### DOCUMENT EXTRACT
Keywords

1 Introduction

With the advancements in the field of information technology, it is now becoming possible for humans to use CG characters called avatars to communicate in a 3D virtual space over a network. Furthermore, many researches that support remote communication using CG characters such as avatars and agent are performed [1]. However, current systems do not simulate embodied sharing using synchrony of embodied rhythms, such as the nodding and body movements in human face-to-face communication, because the CG characters express nonverbal behavior based on the key commands. In human face-to-face communication, not only verbal messages but also nonverbal behavior such as nodding, body movement, line-of-sight and facial expression are rhythmically related and mutually synchronized between talkers [2]. This synchrony of embodied rhythms in communication is called entrainment, and it enhances the sharing of embodiment and empathy unconsciously in human interaction and accelerates the activated communication in which nonverbal behaviors such as body movements and speech activity increase, and the embodied interaction is activated [3].

### RECORD EXCERPTS
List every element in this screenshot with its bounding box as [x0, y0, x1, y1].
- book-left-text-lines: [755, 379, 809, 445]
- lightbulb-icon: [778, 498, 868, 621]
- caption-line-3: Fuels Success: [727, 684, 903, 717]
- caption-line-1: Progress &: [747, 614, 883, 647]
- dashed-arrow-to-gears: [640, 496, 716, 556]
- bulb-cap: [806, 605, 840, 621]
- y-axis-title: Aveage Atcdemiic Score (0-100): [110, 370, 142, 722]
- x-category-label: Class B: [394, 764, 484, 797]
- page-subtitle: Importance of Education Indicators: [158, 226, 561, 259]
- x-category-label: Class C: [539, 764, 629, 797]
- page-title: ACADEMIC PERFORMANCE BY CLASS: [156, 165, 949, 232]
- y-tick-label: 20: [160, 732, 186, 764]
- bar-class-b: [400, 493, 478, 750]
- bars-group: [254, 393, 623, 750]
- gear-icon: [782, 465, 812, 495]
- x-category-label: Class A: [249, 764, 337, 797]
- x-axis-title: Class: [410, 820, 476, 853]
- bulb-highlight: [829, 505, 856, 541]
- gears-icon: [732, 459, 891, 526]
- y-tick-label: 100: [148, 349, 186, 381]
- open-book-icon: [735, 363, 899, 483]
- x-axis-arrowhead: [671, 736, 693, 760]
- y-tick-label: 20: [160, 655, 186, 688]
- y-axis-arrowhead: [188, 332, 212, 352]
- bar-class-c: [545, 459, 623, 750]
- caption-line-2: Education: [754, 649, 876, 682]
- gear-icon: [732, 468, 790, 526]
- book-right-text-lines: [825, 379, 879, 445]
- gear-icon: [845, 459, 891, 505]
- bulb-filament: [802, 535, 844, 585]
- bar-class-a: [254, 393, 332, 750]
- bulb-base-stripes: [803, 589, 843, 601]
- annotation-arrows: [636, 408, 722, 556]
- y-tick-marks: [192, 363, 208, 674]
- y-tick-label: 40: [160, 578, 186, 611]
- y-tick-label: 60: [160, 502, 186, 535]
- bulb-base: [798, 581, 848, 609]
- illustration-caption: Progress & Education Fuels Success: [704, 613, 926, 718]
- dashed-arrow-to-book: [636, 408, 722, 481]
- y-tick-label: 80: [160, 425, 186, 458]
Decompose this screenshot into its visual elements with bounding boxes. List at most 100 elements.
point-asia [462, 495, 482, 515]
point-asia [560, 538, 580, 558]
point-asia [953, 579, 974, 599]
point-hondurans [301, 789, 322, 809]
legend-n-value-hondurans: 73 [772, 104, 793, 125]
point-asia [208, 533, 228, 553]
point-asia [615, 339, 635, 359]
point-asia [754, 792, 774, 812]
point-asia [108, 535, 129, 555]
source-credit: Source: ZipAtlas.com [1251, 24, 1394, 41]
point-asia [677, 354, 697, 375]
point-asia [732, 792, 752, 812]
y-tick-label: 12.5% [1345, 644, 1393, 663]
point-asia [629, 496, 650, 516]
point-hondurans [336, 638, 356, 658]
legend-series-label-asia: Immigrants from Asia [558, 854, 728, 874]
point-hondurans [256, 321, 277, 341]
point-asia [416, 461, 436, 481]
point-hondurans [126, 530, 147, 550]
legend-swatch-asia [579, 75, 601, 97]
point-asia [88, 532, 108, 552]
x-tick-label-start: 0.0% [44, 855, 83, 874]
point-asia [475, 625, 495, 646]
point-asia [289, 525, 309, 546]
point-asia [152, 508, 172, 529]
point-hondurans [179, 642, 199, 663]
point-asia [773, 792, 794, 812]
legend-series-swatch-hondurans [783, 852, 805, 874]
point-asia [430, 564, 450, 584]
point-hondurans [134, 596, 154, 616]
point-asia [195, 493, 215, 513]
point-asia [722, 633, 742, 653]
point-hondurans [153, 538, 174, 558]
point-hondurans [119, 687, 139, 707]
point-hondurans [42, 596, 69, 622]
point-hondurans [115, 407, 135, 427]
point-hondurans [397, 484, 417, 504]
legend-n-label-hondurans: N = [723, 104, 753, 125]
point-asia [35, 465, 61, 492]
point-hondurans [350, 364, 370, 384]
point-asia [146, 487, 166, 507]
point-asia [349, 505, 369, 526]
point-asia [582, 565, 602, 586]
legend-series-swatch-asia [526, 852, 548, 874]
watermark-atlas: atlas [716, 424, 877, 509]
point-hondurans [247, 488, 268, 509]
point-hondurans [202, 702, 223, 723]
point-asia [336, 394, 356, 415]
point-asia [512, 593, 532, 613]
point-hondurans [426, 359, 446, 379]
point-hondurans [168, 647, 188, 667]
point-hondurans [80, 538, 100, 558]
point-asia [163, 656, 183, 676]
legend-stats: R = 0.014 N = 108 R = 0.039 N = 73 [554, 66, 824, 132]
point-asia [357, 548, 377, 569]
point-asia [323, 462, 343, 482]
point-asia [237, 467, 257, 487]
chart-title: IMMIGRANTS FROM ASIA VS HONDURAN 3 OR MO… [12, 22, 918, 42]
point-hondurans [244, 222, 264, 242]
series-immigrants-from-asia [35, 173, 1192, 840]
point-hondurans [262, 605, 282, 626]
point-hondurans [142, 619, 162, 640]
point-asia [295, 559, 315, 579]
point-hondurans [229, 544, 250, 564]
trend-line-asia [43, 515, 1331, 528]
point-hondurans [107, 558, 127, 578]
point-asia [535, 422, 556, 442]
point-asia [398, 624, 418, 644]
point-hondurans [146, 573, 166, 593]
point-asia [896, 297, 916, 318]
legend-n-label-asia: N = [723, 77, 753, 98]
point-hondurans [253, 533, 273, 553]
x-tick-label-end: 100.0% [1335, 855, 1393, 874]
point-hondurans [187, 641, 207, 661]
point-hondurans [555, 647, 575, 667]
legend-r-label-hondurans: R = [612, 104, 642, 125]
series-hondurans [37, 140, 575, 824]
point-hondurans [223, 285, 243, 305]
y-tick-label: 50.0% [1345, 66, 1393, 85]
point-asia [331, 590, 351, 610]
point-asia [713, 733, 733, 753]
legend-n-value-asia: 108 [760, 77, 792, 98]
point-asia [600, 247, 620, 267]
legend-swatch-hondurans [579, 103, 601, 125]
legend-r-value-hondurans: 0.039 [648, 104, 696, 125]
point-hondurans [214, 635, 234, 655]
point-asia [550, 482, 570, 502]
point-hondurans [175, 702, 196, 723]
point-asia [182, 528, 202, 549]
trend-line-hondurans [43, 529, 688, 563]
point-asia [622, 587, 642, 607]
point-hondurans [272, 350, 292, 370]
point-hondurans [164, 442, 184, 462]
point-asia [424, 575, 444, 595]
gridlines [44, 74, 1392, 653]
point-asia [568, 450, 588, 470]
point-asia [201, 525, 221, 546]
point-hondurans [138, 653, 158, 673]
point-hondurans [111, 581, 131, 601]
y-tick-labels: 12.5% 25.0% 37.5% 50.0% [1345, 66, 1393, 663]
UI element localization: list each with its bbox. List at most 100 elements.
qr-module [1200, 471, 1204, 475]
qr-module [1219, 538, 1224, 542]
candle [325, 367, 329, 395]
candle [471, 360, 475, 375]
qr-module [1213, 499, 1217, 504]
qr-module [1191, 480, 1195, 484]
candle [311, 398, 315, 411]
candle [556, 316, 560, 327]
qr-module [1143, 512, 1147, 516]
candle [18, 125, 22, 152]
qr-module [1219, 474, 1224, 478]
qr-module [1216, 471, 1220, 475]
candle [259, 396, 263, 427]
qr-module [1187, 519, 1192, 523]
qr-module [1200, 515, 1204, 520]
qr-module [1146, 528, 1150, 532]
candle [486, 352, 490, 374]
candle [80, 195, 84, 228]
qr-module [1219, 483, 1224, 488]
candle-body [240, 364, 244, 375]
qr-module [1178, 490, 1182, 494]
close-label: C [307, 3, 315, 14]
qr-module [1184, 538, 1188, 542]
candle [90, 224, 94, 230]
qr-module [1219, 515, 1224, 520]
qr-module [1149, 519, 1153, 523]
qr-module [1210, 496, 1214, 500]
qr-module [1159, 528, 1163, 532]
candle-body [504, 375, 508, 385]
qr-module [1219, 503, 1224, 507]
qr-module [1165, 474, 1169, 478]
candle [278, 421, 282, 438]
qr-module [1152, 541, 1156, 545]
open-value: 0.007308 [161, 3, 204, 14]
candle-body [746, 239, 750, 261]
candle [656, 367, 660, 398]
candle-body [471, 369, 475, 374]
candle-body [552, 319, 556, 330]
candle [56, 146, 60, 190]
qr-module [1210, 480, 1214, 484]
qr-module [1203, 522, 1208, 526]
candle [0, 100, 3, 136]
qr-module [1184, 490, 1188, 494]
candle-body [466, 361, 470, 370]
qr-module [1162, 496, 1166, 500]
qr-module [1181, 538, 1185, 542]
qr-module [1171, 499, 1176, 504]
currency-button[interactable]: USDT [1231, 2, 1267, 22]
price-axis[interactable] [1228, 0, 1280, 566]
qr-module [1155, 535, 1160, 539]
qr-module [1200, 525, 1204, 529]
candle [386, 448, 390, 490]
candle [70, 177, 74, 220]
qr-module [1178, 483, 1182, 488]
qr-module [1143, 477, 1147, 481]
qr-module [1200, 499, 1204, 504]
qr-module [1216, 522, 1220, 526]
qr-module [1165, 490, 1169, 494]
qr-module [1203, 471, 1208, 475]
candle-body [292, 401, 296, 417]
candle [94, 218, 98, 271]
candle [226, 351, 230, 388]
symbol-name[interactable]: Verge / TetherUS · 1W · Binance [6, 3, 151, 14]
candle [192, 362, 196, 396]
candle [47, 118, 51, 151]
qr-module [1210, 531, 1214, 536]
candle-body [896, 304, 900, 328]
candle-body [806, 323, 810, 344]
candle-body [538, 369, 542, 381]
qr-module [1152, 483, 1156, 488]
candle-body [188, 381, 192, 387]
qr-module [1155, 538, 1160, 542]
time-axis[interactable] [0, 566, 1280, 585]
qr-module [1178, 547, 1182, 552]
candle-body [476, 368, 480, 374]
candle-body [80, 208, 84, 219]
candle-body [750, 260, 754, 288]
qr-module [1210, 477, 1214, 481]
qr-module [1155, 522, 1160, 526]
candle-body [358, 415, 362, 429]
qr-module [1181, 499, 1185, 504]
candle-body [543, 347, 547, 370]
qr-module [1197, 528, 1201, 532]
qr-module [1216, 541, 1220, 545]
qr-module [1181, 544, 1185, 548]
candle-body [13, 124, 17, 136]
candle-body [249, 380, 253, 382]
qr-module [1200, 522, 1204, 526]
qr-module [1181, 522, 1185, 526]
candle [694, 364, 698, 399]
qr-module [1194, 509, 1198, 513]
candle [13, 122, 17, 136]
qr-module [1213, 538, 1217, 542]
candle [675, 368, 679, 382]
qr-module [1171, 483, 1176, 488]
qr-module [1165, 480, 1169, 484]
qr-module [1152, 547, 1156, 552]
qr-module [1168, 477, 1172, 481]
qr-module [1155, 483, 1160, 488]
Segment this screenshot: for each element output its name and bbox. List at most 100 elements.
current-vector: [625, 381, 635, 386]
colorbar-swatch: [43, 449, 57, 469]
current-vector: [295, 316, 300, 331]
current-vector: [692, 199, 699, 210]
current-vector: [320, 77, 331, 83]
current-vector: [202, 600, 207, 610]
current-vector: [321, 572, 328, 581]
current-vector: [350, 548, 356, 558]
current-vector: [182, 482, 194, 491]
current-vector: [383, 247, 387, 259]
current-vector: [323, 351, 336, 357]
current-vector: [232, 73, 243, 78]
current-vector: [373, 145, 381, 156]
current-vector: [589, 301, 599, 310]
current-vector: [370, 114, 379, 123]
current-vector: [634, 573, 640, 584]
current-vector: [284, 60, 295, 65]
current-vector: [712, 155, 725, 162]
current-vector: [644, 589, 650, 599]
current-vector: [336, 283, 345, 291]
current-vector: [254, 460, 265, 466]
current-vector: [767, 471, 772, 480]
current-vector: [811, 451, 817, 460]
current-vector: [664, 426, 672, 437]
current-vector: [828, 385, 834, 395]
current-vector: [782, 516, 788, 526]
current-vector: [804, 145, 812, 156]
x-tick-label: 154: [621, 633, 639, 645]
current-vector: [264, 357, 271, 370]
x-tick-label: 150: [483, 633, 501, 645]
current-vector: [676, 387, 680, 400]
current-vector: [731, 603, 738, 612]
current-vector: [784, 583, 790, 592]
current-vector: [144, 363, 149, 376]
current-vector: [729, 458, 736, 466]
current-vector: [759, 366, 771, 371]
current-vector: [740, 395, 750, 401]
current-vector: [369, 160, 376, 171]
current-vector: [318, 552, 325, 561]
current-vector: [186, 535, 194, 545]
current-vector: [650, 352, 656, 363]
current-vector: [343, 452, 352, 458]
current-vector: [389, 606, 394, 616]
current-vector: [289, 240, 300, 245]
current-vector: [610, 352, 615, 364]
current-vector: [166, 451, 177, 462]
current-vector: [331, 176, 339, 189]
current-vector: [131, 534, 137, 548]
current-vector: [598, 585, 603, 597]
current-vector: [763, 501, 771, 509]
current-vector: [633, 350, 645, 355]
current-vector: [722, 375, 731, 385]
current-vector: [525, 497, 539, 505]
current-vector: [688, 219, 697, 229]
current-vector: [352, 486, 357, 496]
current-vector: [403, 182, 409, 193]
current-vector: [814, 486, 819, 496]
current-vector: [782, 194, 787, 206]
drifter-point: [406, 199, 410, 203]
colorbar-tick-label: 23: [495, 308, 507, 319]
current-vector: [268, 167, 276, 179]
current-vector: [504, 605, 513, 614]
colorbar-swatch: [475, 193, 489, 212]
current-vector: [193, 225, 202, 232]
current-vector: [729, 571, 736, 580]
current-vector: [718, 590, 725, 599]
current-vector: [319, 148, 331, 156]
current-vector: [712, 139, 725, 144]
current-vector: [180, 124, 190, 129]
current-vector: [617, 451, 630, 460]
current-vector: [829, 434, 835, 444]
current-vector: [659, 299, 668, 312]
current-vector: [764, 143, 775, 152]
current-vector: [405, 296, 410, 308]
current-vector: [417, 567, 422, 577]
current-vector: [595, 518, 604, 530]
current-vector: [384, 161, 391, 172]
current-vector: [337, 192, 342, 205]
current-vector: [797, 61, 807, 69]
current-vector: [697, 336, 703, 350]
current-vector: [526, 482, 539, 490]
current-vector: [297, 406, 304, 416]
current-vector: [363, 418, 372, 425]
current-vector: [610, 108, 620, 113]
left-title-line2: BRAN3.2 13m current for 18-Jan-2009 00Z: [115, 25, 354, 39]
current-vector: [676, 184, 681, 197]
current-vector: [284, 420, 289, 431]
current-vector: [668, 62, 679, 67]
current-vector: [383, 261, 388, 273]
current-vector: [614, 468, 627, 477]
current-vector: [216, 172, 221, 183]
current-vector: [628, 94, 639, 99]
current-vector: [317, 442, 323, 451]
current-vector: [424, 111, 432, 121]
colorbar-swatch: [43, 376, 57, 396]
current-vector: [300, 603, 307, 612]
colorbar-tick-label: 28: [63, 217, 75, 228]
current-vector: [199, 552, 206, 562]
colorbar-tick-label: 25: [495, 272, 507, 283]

### WORK TO BE COMPLETED
In the passage on avatar communication, what is the synchrony of embodied rhythms in communication called? The listing has no connection to the passage on avatar communication.

### OUTPUT OF THE TASK
Entrainment.